» What you are asked to do: Copy all lines of the listing that include the string "acres".

— Start —

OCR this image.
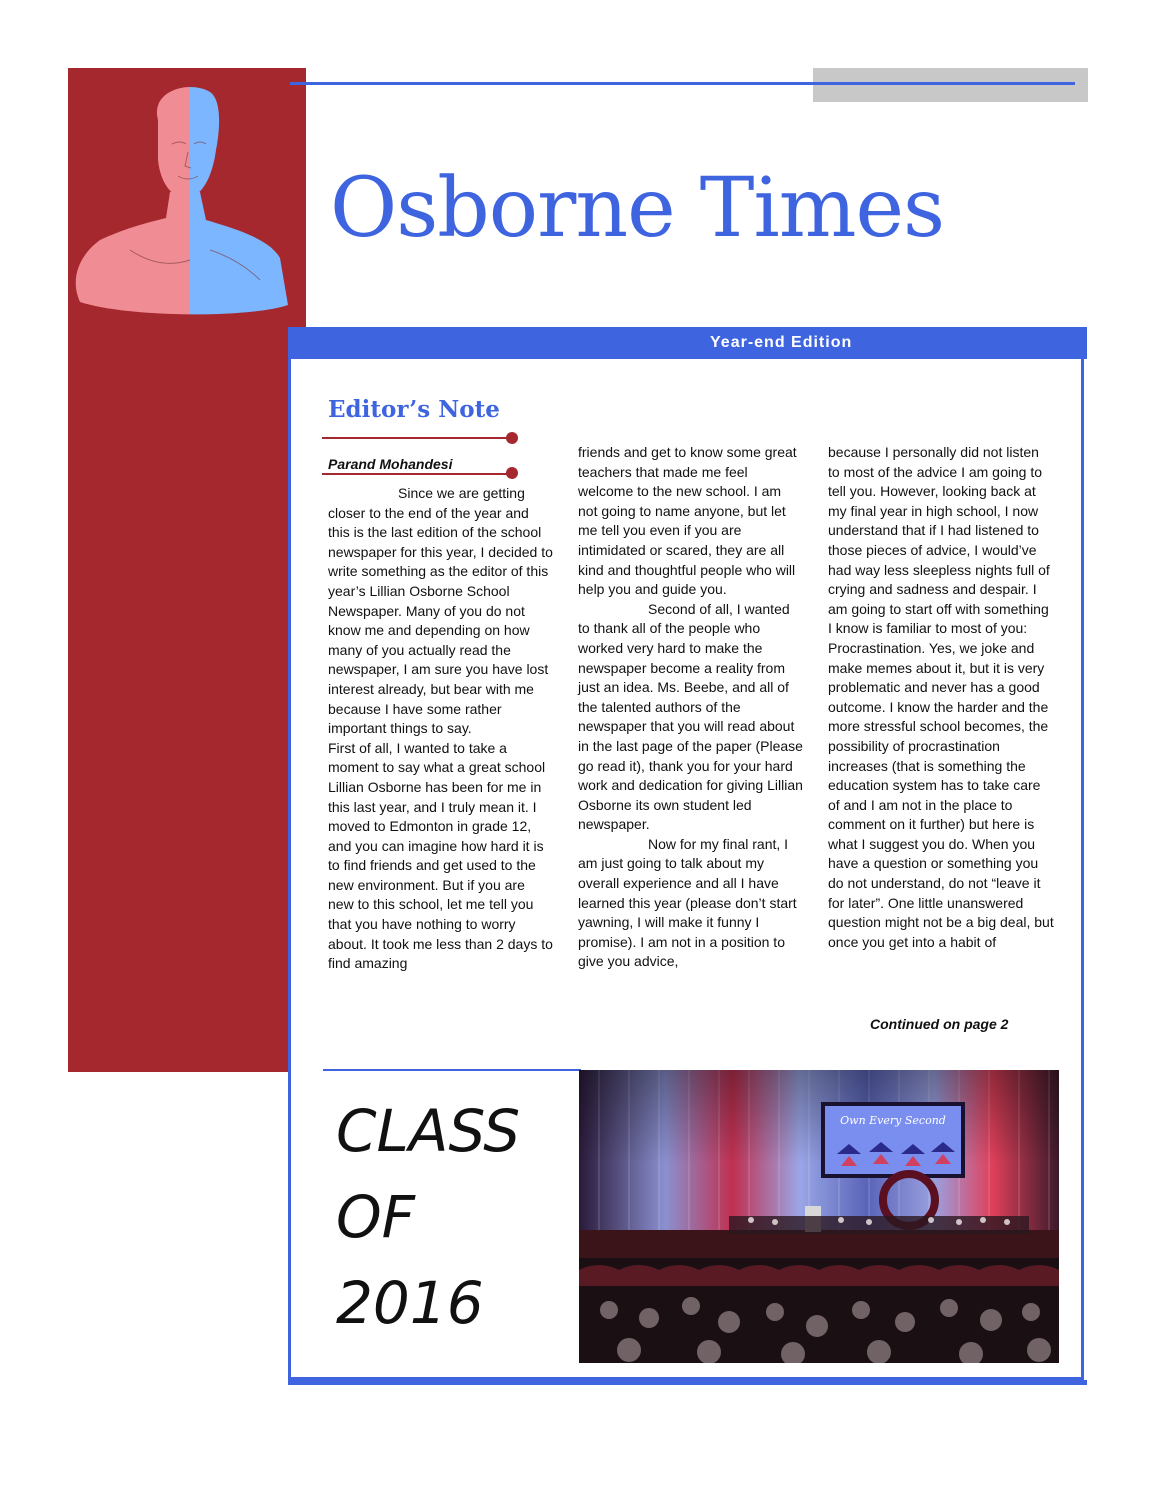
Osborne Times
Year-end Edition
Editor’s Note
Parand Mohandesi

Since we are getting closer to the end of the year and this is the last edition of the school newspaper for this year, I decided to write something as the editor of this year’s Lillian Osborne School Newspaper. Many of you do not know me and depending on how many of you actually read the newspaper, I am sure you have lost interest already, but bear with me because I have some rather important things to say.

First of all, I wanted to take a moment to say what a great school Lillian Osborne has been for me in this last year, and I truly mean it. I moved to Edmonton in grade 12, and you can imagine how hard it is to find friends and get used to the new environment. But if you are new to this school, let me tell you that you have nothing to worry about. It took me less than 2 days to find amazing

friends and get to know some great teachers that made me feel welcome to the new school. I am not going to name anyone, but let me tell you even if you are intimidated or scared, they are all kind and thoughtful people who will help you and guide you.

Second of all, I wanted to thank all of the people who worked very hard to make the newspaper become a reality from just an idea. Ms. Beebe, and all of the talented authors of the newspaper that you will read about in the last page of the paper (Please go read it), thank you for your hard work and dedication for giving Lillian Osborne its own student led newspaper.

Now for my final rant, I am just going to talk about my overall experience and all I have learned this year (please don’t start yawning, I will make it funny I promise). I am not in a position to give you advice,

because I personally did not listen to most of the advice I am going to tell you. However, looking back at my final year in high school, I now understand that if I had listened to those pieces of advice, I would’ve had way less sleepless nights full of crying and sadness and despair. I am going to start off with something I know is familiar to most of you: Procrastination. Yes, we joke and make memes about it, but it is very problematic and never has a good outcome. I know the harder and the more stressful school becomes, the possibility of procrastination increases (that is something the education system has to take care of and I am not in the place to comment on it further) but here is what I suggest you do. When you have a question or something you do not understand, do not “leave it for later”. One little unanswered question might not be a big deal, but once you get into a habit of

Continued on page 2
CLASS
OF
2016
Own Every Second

— End —
— Start —

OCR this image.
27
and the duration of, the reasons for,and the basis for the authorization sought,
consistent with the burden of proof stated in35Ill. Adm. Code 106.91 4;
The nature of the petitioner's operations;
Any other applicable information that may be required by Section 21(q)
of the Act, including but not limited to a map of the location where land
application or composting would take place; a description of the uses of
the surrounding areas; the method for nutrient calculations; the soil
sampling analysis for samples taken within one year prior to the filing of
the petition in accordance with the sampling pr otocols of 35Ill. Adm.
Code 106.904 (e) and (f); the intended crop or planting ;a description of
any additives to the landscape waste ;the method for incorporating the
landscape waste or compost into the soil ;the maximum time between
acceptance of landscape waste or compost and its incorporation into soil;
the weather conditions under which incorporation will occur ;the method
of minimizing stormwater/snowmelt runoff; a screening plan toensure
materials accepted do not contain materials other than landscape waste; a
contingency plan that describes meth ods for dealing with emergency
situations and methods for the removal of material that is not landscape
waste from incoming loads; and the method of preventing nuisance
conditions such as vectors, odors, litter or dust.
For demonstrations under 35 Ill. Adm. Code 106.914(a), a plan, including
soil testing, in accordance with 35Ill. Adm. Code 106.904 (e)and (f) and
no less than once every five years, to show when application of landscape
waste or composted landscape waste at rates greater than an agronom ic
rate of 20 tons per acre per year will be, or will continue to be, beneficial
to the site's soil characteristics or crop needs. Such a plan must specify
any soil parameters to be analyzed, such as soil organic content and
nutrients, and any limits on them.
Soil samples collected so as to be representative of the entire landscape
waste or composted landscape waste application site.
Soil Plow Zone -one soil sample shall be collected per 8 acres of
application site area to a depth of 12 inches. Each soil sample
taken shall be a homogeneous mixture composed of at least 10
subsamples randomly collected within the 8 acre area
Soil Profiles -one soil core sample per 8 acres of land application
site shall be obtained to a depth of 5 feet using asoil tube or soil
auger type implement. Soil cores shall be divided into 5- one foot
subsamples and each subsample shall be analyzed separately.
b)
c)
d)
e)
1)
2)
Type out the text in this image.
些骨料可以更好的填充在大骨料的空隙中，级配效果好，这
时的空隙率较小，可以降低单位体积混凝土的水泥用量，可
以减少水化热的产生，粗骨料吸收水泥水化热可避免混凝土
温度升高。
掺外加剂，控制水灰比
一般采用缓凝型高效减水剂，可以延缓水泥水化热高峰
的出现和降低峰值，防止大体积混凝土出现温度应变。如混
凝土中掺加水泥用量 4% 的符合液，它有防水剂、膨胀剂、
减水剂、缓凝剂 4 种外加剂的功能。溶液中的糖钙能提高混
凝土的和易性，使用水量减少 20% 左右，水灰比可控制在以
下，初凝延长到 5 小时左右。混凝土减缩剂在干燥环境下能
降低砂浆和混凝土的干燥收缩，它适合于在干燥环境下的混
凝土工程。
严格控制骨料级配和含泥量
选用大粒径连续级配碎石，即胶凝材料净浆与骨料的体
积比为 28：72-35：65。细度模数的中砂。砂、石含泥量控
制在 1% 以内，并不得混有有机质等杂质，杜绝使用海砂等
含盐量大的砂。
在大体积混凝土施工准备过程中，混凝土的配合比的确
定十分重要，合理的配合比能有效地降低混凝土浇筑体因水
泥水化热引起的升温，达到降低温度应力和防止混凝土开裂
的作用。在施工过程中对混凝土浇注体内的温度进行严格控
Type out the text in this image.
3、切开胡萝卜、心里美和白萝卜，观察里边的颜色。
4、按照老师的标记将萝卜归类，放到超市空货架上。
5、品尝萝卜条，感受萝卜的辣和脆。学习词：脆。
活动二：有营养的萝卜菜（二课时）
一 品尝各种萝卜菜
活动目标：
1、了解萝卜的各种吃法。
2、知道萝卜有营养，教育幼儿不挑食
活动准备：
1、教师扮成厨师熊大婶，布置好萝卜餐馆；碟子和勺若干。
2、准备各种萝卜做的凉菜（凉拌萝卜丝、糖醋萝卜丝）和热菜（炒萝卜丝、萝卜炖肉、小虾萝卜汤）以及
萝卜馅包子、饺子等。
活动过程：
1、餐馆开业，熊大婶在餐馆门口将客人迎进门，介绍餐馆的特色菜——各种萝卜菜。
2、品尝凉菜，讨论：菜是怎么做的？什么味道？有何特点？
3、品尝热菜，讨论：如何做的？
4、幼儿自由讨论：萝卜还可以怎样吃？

— End —

» Task output:
Soil Plow Zone -one soil sample shall be collected per 8 acres of
Soil Profiles -one soil core sample per 8 acres of land application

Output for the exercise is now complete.